• [Written problem]:
Transcribe the entries below exactly; leave every image out.

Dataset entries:
--------------------------------

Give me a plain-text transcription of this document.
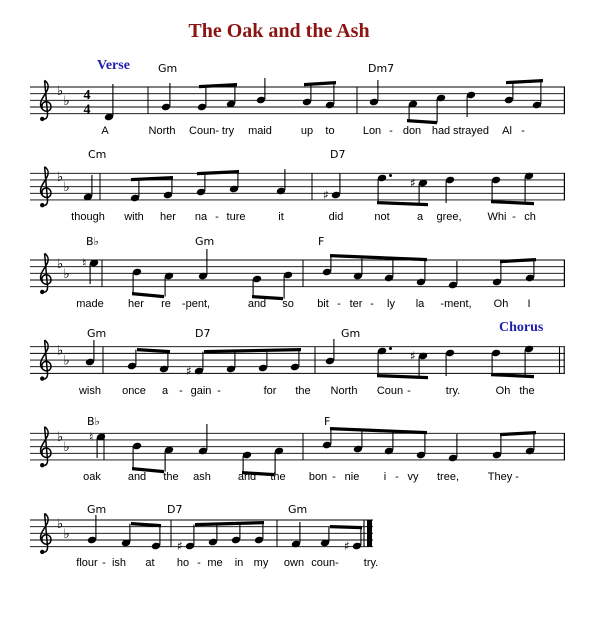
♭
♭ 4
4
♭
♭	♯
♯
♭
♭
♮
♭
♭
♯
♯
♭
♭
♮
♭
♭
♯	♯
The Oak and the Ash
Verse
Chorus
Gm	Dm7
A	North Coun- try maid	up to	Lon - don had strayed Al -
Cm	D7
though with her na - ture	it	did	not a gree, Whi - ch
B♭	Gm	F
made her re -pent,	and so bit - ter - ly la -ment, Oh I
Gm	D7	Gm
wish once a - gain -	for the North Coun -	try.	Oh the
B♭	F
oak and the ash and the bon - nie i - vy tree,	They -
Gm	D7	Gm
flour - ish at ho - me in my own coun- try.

--------------------------------

• [Solution to this problem]:
Give me a plain-text transcription of this document.
♭
♭ 4
4
♭
♭	♯
♯
♭
♭
♮
♭
♭
♯
♯
♭
♭
♮
♭
♭
♯	♯
The Oak and the Ash
Verse
Chorus
Gm	Dm7
A	North Coun- try maid	up to	Lon - don had strayed Al -
Cm	D7
though with her na - ture	it	did	not a gree, Whi - ch
B♭	Gm	F
made her re -pent,	and so bit - ter - ly la -ment, Oh I
Gm	D7	Gm
wish once a - gain -	for the North Coun -	try.	Oh the
B♭	F
oak and the ash and the bon - nie i - vy tree,	They -
Gm	D7	Gm
flour - ish at ho - me in my own coun- try.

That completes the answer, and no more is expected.